# DIRECTIONS
Collect all the lines that mention the word "进行模糊查询".
[RECORD LIST start]
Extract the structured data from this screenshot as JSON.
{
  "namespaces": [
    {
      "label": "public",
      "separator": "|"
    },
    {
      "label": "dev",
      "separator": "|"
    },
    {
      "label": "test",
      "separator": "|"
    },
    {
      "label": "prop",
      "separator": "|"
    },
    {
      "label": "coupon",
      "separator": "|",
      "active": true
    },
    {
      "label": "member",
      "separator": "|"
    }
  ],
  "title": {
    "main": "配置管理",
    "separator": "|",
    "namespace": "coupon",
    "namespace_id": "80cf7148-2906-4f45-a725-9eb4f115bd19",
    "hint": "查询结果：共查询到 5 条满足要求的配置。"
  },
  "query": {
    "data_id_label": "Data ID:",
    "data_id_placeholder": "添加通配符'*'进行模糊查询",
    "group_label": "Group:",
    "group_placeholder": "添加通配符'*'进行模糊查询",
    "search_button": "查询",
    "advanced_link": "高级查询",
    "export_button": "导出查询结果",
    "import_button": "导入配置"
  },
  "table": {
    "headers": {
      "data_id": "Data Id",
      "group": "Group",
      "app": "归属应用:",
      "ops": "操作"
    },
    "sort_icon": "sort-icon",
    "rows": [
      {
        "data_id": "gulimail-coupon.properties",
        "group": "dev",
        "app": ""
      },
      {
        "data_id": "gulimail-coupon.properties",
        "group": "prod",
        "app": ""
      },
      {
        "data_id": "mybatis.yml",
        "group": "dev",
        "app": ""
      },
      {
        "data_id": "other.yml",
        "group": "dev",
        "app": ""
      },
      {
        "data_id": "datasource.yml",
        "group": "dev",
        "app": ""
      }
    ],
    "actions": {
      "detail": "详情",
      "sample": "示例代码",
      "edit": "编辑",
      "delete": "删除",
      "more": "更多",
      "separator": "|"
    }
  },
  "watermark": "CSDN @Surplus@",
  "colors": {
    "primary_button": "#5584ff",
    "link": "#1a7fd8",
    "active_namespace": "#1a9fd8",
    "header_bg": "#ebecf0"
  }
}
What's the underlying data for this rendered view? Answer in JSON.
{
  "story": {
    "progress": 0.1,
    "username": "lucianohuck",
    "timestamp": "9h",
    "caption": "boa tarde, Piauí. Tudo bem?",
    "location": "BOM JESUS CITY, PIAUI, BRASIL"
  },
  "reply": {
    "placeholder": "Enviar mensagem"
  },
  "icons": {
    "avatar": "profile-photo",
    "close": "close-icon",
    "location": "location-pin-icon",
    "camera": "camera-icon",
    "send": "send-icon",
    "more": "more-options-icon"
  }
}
[RECORD LIST end]
[RECORD LIST start]
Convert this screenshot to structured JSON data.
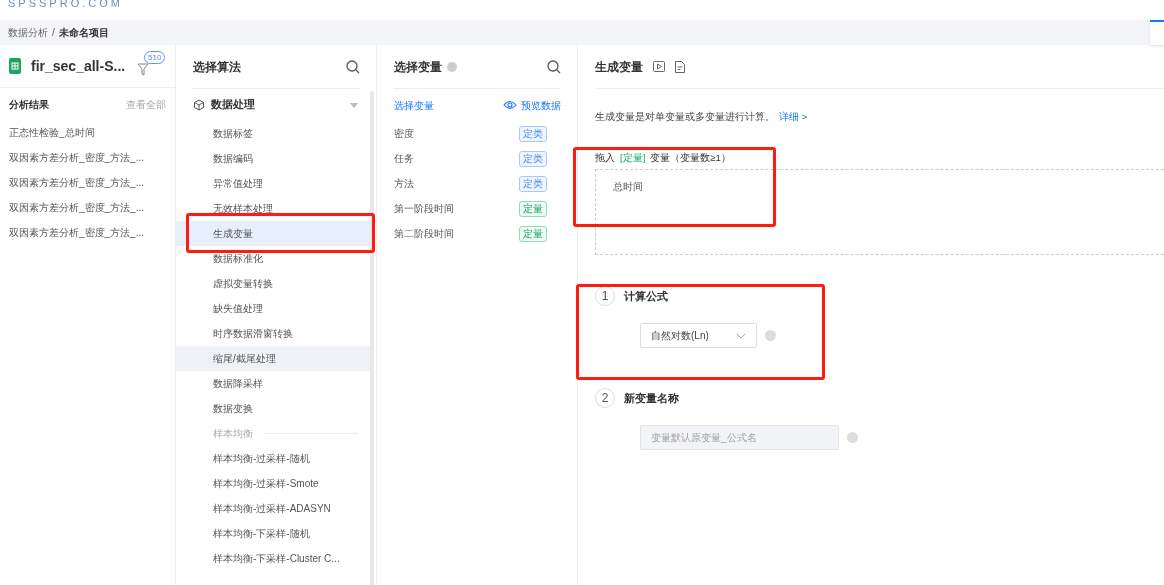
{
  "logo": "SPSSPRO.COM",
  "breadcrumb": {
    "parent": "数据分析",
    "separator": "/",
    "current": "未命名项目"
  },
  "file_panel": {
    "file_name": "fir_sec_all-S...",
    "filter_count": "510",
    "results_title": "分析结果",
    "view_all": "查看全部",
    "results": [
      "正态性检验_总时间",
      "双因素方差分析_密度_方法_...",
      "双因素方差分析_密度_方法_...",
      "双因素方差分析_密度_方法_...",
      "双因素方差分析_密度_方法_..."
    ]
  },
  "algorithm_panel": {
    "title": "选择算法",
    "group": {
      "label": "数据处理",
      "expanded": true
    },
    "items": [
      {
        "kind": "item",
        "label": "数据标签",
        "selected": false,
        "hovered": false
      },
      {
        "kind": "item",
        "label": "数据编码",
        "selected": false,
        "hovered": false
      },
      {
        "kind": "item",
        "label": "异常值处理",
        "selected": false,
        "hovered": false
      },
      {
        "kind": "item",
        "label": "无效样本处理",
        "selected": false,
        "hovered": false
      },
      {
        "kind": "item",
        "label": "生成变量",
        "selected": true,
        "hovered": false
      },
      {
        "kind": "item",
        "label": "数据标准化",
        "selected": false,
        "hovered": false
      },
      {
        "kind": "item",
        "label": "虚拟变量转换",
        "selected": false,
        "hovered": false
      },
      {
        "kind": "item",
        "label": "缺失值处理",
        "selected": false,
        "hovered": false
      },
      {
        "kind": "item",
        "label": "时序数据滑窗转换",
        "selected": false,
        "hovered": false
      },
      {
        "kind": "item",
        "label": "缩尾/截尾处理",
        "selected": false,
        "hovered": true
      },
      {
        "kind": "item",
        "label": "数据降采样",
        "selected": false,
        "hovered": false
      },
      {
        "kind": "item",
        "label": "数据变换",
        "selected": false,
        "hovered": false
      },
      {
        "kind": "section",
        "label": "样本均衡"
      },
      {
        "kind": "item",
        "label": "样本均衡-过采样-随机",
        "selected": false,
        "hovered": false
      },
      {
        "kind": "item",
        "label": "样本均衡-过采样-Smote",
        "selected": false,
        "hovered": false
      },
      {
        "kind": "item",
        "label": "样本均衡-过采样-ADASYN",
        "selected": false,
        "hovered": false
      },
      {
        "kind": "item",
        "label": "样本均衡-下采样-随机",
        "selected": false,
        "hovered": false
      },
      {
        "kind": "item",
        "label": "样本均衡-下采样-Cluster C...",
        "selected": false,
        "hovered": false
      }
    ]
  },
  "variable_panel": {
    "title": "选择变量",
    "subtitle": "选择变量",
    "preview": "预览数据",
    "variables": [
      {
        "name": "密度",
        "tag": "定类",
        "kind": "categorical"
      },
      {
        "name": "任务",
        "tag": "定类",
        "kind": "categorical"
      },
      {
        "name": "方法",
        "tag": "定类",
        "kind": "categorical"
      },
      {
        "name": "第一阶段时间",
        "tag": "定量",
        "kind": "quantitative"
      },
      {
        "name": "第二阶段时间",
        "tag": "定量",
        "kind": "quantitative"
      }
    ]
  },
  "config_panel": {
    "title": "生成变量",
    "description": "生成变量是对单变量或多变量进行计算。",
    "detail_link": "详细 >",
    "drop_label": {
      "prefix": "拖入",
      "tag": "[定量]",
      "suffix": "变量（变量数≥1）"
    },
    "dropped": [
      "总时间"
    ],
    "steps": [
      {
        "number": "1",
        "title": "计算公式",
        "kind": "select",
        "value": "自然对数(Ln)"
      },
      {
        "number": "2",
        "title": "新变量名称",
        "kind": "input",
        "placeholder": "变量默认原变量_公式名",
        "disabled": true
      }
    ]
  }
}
[RECORD LIST end]
# EXERCISE SOLUTION
    "data_id_placeholder": "添加通配符'*'进行模糊查询",
    "group_placeholder": "添加通配符'*'进行模糊查询",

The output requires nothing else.